• [Items]
--- Start ---

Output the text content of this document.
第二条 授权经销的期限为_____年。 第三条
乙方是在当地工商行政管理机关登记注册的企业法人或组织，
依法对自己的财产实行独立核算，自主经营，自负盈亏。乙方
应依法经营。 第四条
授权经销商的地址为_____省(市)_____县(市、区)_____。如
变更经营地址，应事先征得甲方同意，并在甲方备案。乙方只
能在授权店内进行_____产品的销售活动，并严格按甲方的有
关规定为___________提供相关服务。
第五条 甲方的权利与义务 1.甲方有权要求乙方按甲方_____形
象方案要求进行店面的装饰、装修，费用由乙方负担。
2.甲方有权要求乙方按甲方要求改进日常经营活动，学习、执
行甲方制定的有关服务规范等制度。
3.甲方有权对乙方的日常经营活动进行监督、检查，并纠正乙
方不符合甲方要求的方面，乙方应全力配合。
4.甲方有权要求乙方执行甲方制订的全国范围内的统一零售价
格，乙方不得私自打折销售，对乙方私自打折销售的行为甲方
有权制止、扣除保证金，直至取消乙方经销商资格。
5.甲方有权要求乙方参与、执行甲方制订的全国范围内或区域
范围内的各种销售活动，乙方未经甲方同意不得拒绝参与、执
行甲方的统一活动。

--- End ---

Every entry should be printed again exactly as written.

Output the text content of this document.
第二条 授权经销的期限为_____年。 第三条
乙方是在当地工商行政管理机关登记注册的企业法人或组织，
依法对自己的财产实行独立核算，自主经营，自负盈亏。乙方
应依法经营。 第四条
授权经销商的地址为_____省(市)_____县(市、区)_____。如
变更经营地址，应事先征得甲方同意，并在甲方备案。乙方只
能在授权店内进行_____产品的销售活动，并严格按甲方的有
关规定为___________提供相关服务。
第五条 甲方的权利与义务 1.甲方有权要求乙方按甲方_____形
象方案要求进行店面的装饰、装修，费用由乙方负担。
2.甲方有权要求乙方按甲方要求改进日常经营活动，学习、执
行甲方制定的有关服务规范等制度。
3.甲方有权对乙方的日常经营活动进行监督、检查，并纠正乙
方不符合甲方要求的方面，乙方应全力配合。
4.甲方有权要求乙方执行甲方制订的全国范围内的统一零售价
格，乙方不得私自打折销售，对乙方私自打折销售的行为甲方
有权制止、扣除保证金，直至取消乙方经销商资格。
5.甲方有权要求乙方参与、执行甲方制订的全国范围内或区域
范围内的各种销售活动，乙方未经甲方同意不得拒绝参与、执
行甲方的统一活动。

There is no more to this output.